------ Exercise material

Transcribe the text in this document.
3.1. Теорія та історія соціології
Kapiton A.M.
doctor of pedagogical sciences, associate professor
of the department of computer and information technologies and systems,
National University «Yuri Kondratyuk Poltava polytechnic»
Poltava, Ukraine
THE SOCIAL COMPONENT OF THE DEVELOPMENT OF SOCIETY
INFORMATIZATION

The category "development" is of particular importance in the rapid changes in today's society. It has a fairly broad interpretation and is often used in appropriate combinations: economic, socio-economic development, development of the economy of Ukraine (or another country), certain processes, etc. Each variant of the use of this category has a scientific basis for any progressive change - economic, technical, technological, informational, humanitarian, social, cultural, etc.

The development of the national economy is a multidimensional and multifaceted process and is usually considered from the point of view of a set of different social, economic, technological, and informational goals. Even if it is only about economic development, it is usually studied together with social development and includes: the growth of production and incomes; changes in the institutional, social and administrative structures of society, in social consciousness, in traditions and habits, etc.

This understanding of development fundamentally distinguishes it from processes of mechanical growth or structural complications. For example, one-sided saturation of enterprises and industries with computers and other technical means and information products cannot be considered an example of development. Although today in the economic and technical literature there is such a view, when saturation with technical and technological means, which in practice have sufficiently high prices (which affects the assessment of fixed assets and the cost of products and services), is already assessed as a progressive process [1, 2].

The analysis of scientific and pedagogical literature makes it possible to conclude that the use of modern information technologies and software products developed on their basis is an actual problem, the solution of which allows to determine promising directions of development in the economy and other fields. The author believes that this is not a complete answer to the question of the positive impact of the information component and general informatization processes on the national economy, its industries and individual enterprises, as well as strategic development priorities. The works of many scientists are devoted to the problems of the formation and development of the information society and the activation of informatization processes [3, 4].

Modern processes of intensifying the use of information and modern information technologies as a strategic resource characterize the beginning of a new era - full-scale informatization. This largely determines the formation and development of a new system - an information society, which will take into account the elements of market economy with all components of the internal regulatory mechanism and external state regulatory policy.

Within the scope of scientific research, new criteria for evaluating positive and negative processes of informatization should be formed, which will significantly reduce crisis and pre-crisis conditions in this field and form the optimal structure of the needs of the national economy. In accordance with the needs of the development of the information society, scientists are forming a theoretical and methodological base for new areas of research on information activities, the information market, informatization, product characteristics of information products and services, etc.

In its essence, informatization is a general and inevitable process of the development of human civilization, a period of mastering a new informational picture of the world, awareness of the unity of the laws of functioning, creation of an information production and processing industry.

------------
------ Exercise material

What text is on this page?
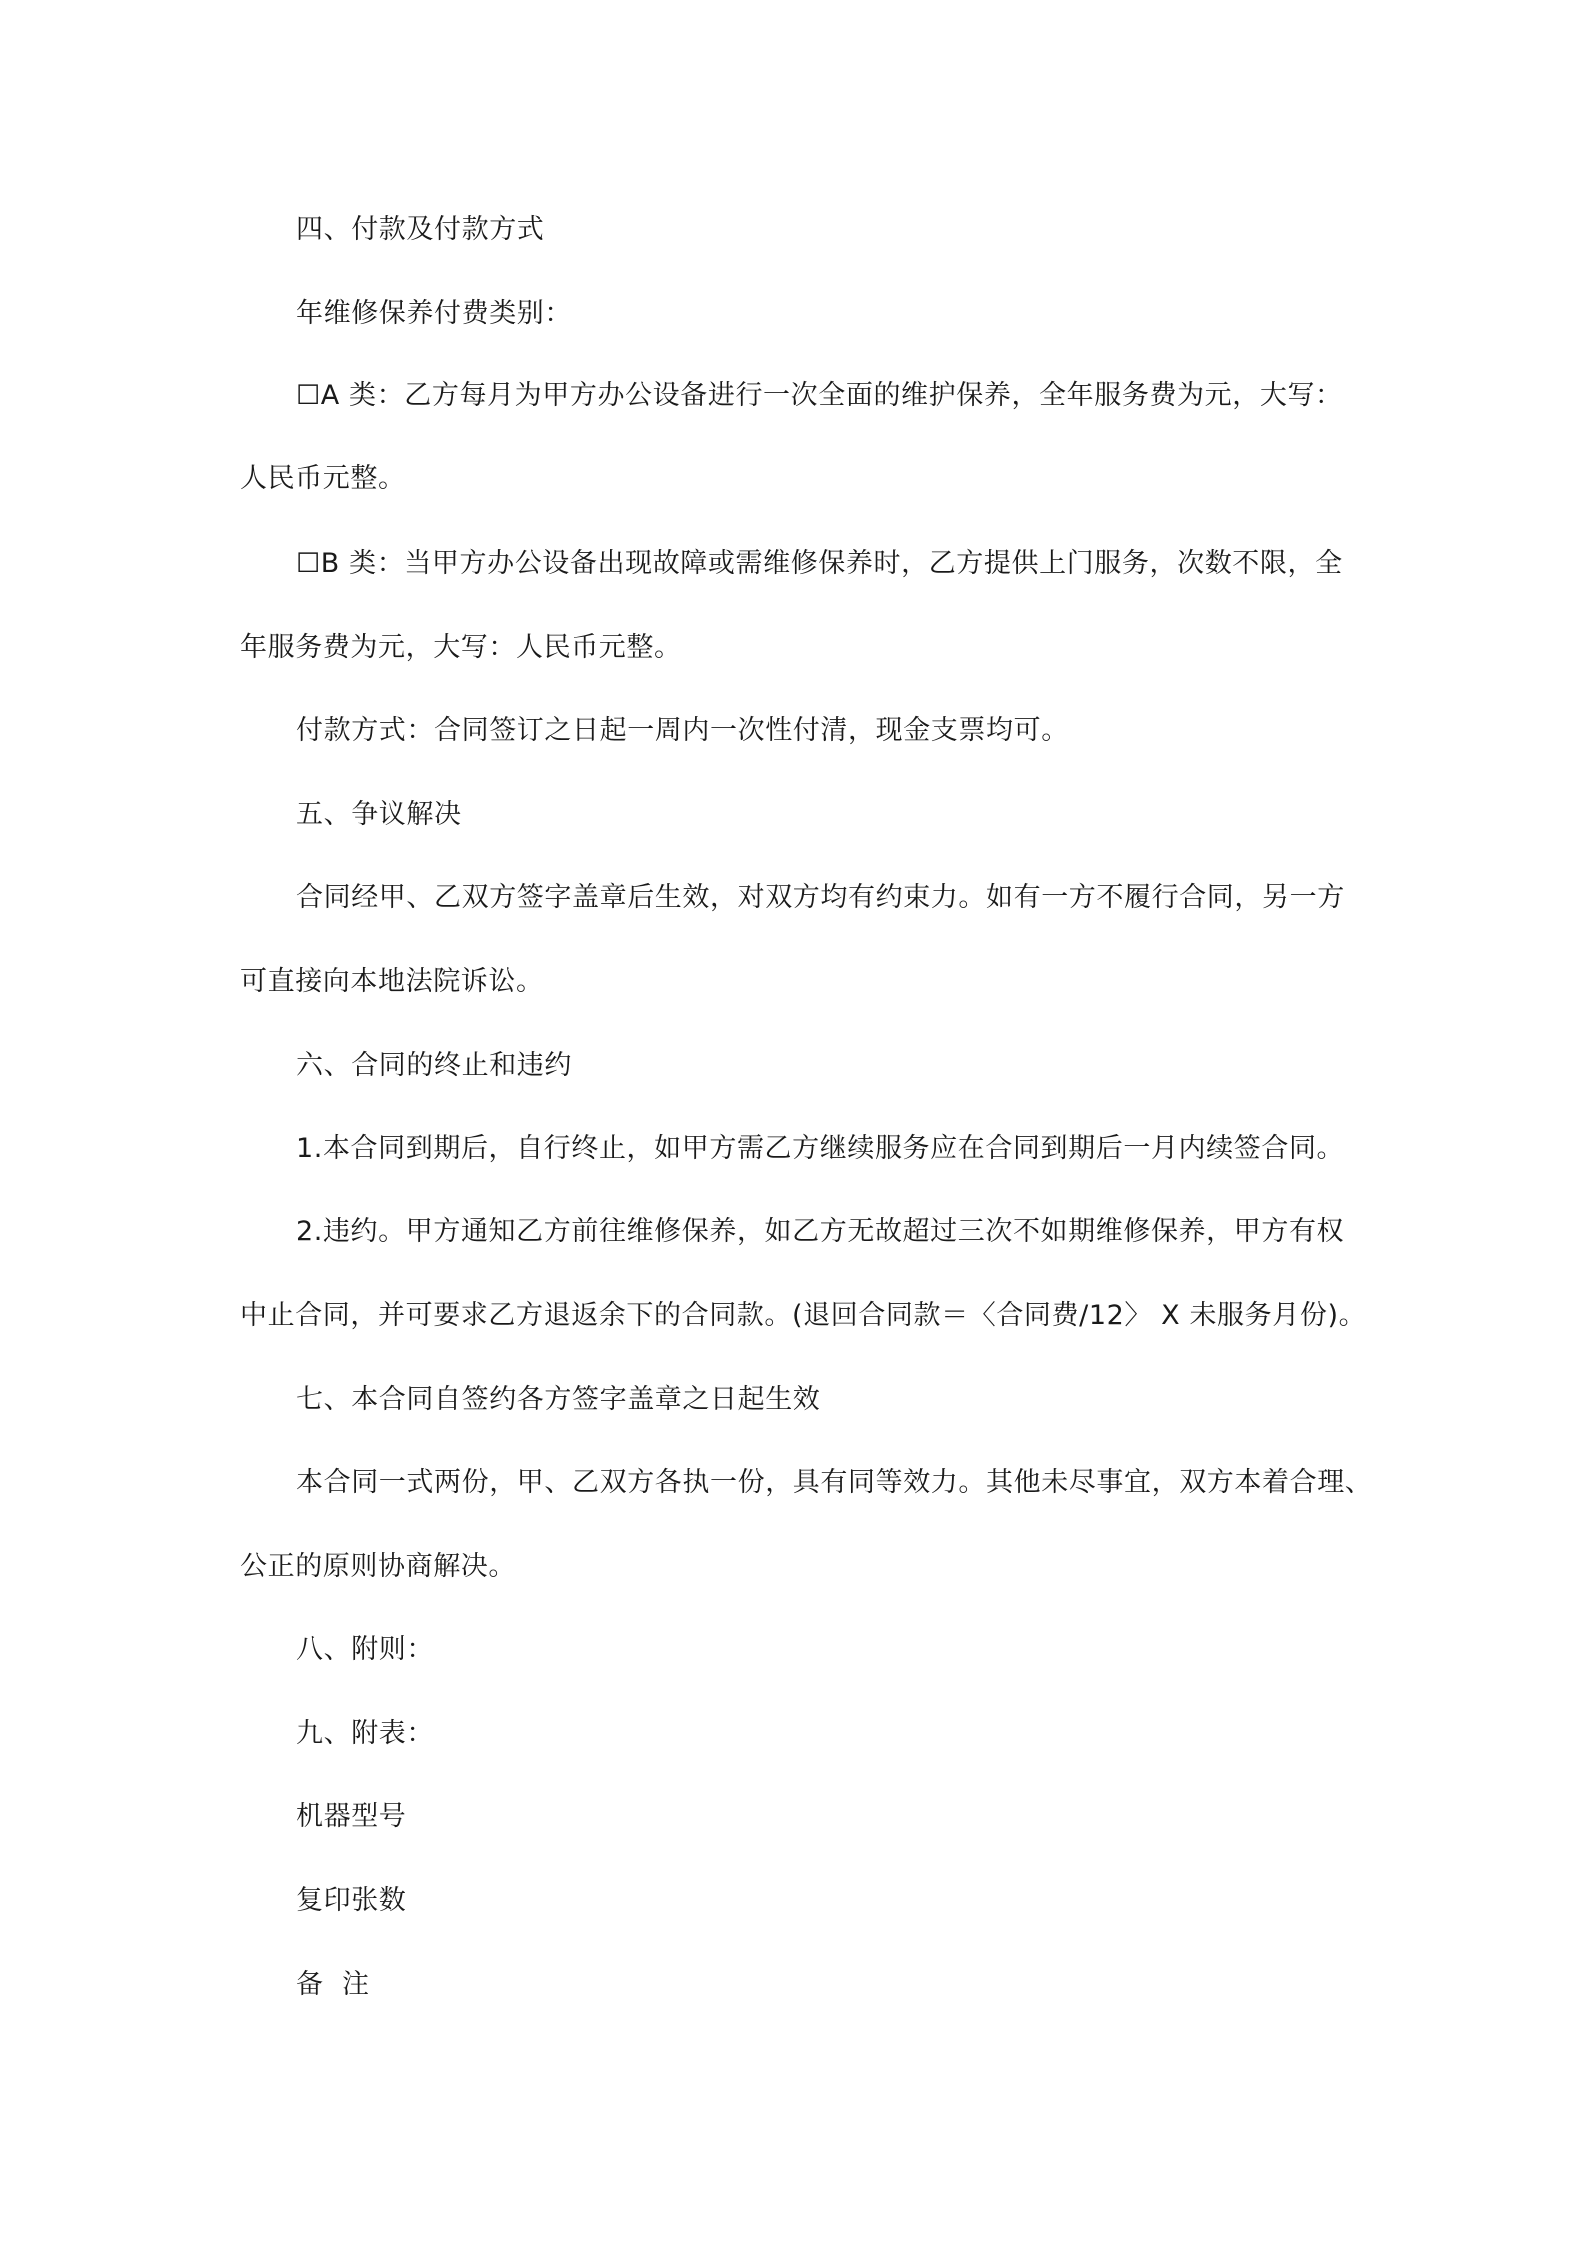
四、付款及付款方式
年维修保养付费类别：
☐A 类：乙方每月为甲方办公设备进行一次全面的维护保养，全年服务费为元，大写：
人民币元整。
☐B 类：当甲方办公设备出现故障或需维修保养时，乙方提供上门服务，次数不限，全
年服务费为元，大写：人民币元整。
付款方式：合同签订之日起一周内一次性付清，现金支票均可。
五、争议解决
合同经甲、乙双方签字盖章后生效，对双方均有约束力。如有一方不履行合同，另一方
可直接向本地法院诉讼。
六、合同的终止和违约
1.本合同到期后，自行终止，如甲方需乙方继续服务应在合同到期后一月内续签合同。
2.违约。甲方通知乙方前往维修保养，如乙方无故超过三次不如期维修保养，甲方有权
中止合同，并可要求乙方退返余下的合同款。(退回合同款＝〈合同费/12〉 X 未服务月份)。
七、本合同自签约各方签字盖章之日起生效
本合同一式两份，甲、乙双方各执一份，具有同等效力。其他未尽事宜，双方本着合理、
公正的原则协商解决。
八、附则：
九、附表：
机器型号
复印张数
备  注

------------
------ Exercise material

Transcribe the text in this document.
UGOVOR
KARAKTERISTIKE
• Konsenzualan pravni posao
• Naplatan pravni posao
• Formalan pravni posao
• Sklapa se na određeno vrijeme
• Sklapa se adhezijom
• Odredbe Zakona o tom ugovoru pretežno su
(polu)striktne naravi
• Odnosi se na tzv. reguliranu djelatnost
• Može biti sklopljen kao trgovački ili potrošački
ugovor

------------

**Written task:** Above are the records. Copy every line in them holding "Ukraine".

**Full answer:**
Poltava, Ukraine
The category "development" is of particular importance in the rapid changes in today's society. It has a fairly broad interpretation and is often used in appropriate combinations: economic, socio-economic development, development of the economy of Ukraine (or another country), certain processes, etc. Each variant of the use of this category has a scientific basis for any progressive change - economic, technical, technological, informational, humanitarian, social, cultural, etc.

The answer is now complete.